Task details =>
Your copy should begin at the line containing "Convert this chart" and end at the last line of the records; transcribe those lines exactly and leave out every picture.

::::::::::

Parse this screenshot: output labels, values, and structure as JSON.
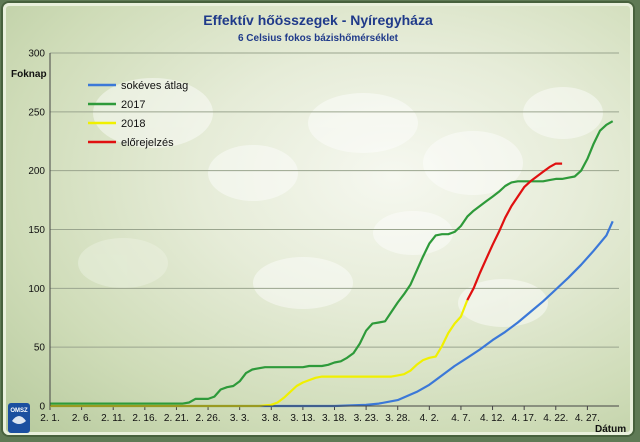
{
  "chart_data": {
    "type": "line",
    "title": "Effektív hőösszegek - Nyíregyháza",
    "subtitle": "6 Celsius fokos bázishőmérséklet",
    "ylabel": "Foknap",
    "xlabel": "Dátum",
    "ylim": [
      0,
      300
    ],
    "yticks": [
      0,
      50,
      100,
      150,
      200,
      250,
      300
    ],
    "xlim": [
      0,
      90
    ],
    "xticks": [
      {
        "x": 0,
        "label": "2. 1."
      },
      {
        "x": 5,
        "label": "2. 6."
      },
      {
        "x": 10,
        "label": "2. 11."
      },
      {
        "x": 15,
        "label": "2. 16."
      },
      {
        "x": 20,
        "label": "2. 21."
      },
      {
        "x": 25,
        "label": "2. 26."
      },
      {
        "x": 30,
        "label": "3. 3."
      },
      {
        "x": 35,
        "label": "3. 8."
      },
      {
        "x": 40,
        "label": "3. 13."
      },
      {
        "x": 45,
        "label": "3. 18."
      },
      {
        "x": 50,
        "label": "3. 23."
      },
      {
        "x": 55,
        "label": "3. 28."
      },
      {
        "x": 60,
        "label": "4. 2."
      },
      {
        "x": 65,
        "label": "4. 7."
      },
      {
        "x": 70,
        "label": "4. 12."
      },
      {
        "x": 75,
        "label": "4. 17."
      },
      {
        "x": 80,
        "label": "4. 22."
      },
      {
        "x": 85,
        "label": "4. 27."
      }
    ],
    "grid": true,
    "legend_position": "top-left",
    "series": [
      {
        "name": "sokéves átlag",
        "color": "#3b78d8",
        "x": [
          0,
          10,
          20,
          30,
          40,
          45,
          50,
          52,
          55,
          58,
          60,
          62,
          64,
          66,
          68,
          70,
          72,
          74,
          76,
          78,
          80,
          82,
          84,
          86,
          88,
          89
        ],
        "y": [
          0,
          0,
          0,
          0,
          0,
          0,
          1,
          2,
          5,
          12,
          18,
          26,
          34,
          41,
          48,
          56,
          63,
          71,
          80,
          89,
          99,
          109,
          120,
          132,
          145,
          157
        ]
      },
      {
        "name": "2017",
        "color": "#2e9a3a",
        "x": [
          0,
          10,
          19,
          21,
          22,
          23,
          24,
          25,
          26,
          27,
          28,
          29,
          30,
          31,
          32,
          33,
          34,
          35,
          36,
          38,
          40,
          41,
          42,
          43,
          44,
          45,
          46,
          47,
          48,
          49,
          50,
          51,
          52,
          53,
          54,
          55,
          56,
          57,
          58,
          59,
          60,
          61,
          62,
          63,
          64,
          65,
          66,
          67,
          68,
          69,
          70,
          71,
          72,
          73,
          74,
          75,
          76,
          77,
          78,
          79,
          80,
          81,
          82,
          83,
          84,
          85,
          86,
          87,
          88,
          89
        ],
        "y": [
          2,
          2,
          2,
          2,
          3,
          6,
          6,
          6,
          8,
          14,
          16,
          17,
          21,
          28,
          31,
          32,
          33,
          33,
          33,
          33,
          33,
          34,
          34,
          34,
          35,
          37,
          38,
          41,
          45,
          53,
          64,
          70,
          71,
          72,
          80,
          88,
          95,
          103,
          115,
          127,
          138,
          145,
          146,
          146,
          148,
          153,
          161,
          166,
          170,
          174,
          178,
          182,
          187,
          190,
          191,
          191,
          191,
          191,
          191,
          192,
          193,
          193,
          194,
          195,
          200,
          210,
          223,
          234,
          239,
          242
        ]
      },
      {
        "name": "2018",
        "color": "#f0f000",
        "x": [
          0,
          10,
          20,
          30,
          33,
          35,
          36,
          37,
          38,
          39,
          40,
          41,
          42,
          43,
          44,
          45,
          46,
          47,
          48,
          49,
          50,
          51,
          52,
          53,
          54,
          55,
          56,
          57,
          58,
          59,
          60,
          61,
          62,
          63,
          64,
          65,
          66
        ],
        "y": [
          0,
          0,
          0,
          0,
          0,
          1,
          3,
          7,
          12,
          17,
          20,
          22,
          24,
          25,
          25,
          25,
          25,
          25,
          25,
          25,
          25,
          25,
          25,
          25,
          25,
          26,
          27,
          30,
          35,
          39,
          41,
          42,
          51,
          62,
          70,
          76,
          90
        ]
      },
      {
        "name": "előrejelzés",
        "color": "#e01010",
        "x": [
          66,
          67,
          68,
          69,
          70,
          71,
          72,
          73,
          74,
          75,
          76,
          77,
          78,
          79,
          80,
          81
        ],
        "y": [
          90,
          100,
          113,
          125,
          137,
          148,
          160,
          170,
          178,
          186,
          191,
          195,
          199,
          203,
          206,
          206
        ]
      }
    ]
  },
  "logo": {
    "text": "OMSZ"
  }
}
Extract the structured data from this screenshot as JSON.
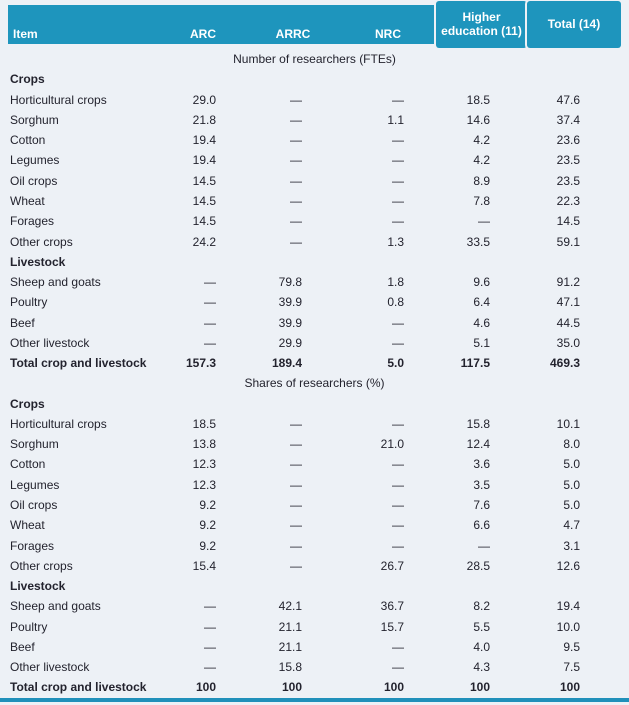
{
  "colors": {
    "header_bg": "#1E95BD",
    "page_bg": "#EDF1F6",
    "bottom_rule": "#2090BA",
    "text": "#23232E",
    "header_text": "#FFFFFF"
  },
  "table": {
    "columns": [
      "Item",
      "ARC",
      "ARRC",
      "NRC",
      "Higher education (11)",
      "Total (14)"
    ],
    "sections": [
      {
        "title": "Number of researchers (FTEs)",
        "rows": [
          {
            "type": "group",
            "label": "Crops",
            "values": [
              "",
              "",
              "",
              "",
              ""
            ]
          },
          {
            "type": "data",
            "label": "Horticultural crops",
            "values": [
              "29.0",
              "—",
              "—",
              "18.5",
              "47.6"
            ]
          },
          {
            "type": "data",
            "label": "Sorghum",
            "values": [
              "21.8",
              "—",
              "1.1",
              "14.6",
              "37.4"
            ]
          },
          {
            "type": "data",
            "label": "Cotton",
            "values": [
              "19.4",
              "—",
              "—",
              "4.2",
              "23.6"
            ]
          },
          {
            "type": "data",
            "label": "Legumes",
            "values": [
              "19.4",
              "—",
              "—",
              "4.2",
              "23.5"
            ]
          },
          {
            "type": "data",
            "label": "Oil crops",
            "values": [
              "14.5",
              "—",
              "—",
              "8.9",
              "23.5"
            ]
          },
          {
            "type": "data",
            "label": "Wheat",
            "values": [
              "14.5",
              "—",
              "—",
              "7.8",
              "22.3"
            ]
          },
          {
            "type": "data",
            "label": "Forages",
            "values": [
              "14.5",
              "—",
              "—",
              "—",
              "14.5"
            ]
          },
          {
            "type": "data",
            "label": "Other crops",
            "values": [
              "24.2",
              "—",
              "1.3",
              "33.5",
              "59.1"
            ]
          },
          {
            "type": "group",
            "label": "Livestock",
            "values": [
              "",
              "",
              "",
              "",
              ""
            ]
          },
          {
            "type": "data",
            "label": "Sheep and goats",
            "values": [
              "—",
              "79.8",
              "1.8",
              "9.6",
              "91.2"
            ]
          },
          {
            "type": "data",
            "label": "Poultry",
            "values": [
              "—",
              "39.9",
              "0.8",
              "6.4",
              "47.1"
            ]
          },
          {
            "type": "data",
            "label": "Beef",
            "values": [
              "—",
              "39.9",
              "—",
              "4.6",
              "44.5"
            ]
          },
          {
            "type": "data",
            "label": "Other livestock",
            "values": [
              "—",
              "29.9",
              "—",
              "5.1",
              "35.0"
            ]
          },
          {
            "type": "total",
            "label": "Total crop and livestock",
            "values": [
              "157.3",
              "189.4",
              "5.0",
              "117.5",
              "469.3"
            ]
          }
        ]
      },
      {
        "title": "Shares of researchers (%)",
        "rows": [
          {
            "type": "group",
            "label": "Crops",
            "values": [
              "",
              "",
              "",
              "",
              ""
            ]
          },
          {
            "type": "data",
            "label": "Horticultural crops",
            "values": [
              "18.5",
              "—",
              "—",
              "15.8",
              "10.1"
            ]
          },
          {
            "type": "data",
            "label": "Sorghum",
            "values": [
              "13.8",
              "—",
              "21.0",
              "12.4",
              "8.0"
            ]
          },
          {
            "type": "data",
            "label": "Cotton",
            "values": [
              "12.3",
              "—",
              "—",
              "3.6",
              "5.0"
            ]
          },
          {
            "type": "data",
            "label": "Legumes",
            "values": [
              "12.3",
              "—",
              "—",
              "3.5",
              "5.0"
            ]
          },
          {
            "type": "data",
            "label": "Oil crops",
            "values": [
              "9.2",
              "—",
              "—",
              "7.6",
              "5.0"
            ]
          },
          {
            "type": "data",
            "label": "Wheat",
            "values": [
              "9.2",
              "—",
              "—",
              "6.6",
              "4.7"
            ]
          },
          {
            "type": "data",
            "label": "Forages",
            "values": [
              "9.2",
              "—",
              "—",
              "—",
              "3.1"
            ]
          },
          {
            "type": "data",
            "label": "Other crops",
            "values": [
              "15.4",
              "—",
              "26.7",
              "28.5",
              "12.6"
            ]
          },
          {
            "type": "group",
            "label": "Livestock",
            "values": [
              "",
              "",
              "",
              "",
              ""
            ]
          },
          {
            "type": "data",
            "label": "Sheep and goats",
            "values": [
              "—",
              "42.1",
              "36.7",
              "8.2",
              "19.4"
            ]
          },
          {
            "type": "data",
            "label": "Poultry",
            "values": [
              "—",
              "21.1",
              "15.7",
              "5.5",
              "10.0"
            ]
          },
          {
            "type": "data",
            "label": "Beef",
            "values": [
              "—",
              "21.1",
              "—",
              "4.0",
              "9.5"
            ]
          },
          {
            "type": "data",
            "label": "Other livestock",
            "values": [
              "—",
              "15.8",
              "—",
              "4.3",
              "7.5"
            ]
          },
          {
            "type": "total",
            "label": "Total crop and livestock",
            "values": [
              "100",
              "100",
              "100",
              "100",
              "100"
            ]
          }
        ]
      }
    ]
  }
}
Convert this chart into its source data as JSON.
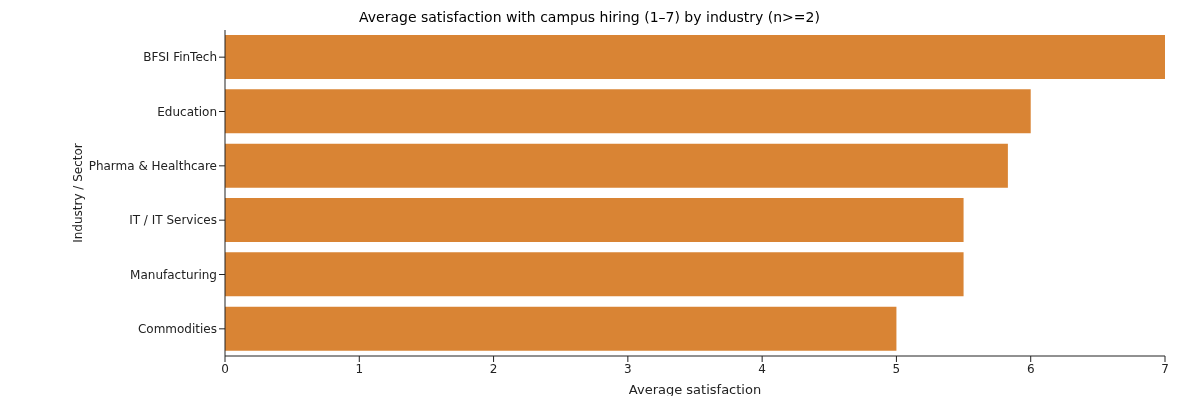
{
  "chart_data": {
    "type": "bar",
    "orientation": "horizontal",
    "title": "Average satisfaction with campus hiring (1–7) by industry (n>=2)",
    "xlabel": "Average satisfaction",
    "ylabel": "Industry / Sector",
    "categories": [
      "BFSI FinTech",
      "Education",
      "Pharma & Healthcare",
      "IT / IT Services",
      "Manufacturing",
      "Commodities"
    ],
    "values": [
      7,
      6,
      5.83,
      5.5,
      5.5,
      5
    ],
    "color": "#d98434",
    "xlim": [
      0,
      7
    ],
    "xticks": [
      0,
      1,
      2,
      3,
      4,
      5,
      6,
      7
    ]
  }
}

::::::::::

Task response =>
Convert this chart into its source data as JSON.
{
  "chart_data": {
    "type": "bar",
    "orientation": "horizontal",
    "title": "Average satisfaction with campus hiring (1–7) by industry (n>=2)",
    "xlabel": "Average satisfaction",
    "ylabel": "Industry / Sector",
    "categories": [
      "BFSI FinTech",
      "Education",
      "Pharma & Healthcare",
      "IT / IT Services",
      "Manufacturing",
      "Commodities"
    ],
    "values": [
      7,
      6,
      5.83,
      5.5,
      5.5,
      5
    ],
    "color": "#d98434",
    "xlim": [
      0,
      7
    ],
    "xticks": [
      0,
      1,
      2,
      3,
      4,
      5,
      6,
      7
    ]
  }
}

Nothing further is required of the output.